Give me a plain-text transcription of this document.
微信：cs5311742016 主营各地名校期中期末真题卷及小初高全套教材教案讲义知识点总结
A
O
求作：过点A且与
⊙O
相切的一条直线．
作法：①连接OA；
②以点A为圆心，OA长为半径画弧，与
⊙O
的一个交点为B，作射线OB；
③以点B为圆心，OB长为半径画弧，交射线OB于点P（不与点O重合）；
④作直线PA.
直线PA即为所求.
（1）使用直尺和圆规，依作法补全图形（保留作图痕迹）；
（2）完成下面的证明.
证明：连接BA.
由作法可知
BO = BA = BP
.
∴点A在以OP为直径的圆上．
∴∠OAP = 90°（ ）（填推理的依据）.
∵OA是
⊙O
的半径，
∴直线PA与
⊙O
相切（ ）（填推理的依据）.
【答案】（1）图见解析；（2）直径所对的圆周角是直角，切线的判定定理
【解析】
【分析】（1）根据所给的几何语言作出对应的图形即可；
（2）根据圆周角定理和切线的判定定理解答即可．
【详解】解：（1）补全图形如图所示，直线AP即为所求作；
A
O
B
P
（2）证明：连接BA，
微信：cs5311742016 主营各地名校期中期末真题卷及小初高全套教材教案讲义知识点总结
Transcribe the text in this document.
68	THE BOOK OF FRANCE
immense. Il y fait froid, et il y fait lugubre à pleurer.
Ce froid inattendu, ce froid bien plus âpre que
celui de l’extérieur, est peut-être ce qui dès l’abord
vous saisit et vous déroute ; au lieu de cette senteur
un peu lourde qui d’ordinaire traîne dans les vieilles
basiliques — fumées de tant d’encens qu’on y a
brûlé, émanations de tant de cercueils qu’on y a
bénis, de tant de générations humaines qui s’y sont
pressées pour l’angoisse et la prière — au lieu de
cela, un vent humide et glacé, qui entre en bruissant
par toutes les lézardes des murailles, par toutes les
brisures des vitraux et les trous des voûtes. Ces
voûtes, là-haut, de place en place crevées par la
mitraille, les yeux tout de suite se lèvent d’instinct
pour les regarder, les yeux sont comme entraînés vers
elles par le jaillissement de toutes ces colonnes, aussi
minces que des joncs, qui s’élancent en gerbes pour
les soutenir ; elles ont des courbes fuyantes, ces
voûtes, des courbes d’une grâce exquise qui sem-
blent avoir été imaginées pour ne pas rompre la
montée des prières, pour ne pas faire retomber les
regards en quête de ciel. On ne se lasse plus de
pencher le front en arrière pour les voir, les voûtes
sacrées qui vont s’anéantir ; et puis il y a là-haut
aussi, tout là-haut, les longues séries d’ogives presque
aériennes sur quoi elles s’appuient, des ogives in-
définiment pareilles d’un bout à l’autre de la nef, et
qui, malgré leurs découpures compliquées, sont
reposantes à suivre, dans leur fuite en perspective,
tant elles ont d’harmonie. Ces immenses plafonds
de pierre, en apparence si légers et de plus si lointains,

##############################

Look through the listing above. Pick out each line with "froid" and copy it.

(Exercise solution)
immense. Il y fait froid, et il y fait lugubre à pleurer.
Ce froid inattendu, ce froid bien plus âpre que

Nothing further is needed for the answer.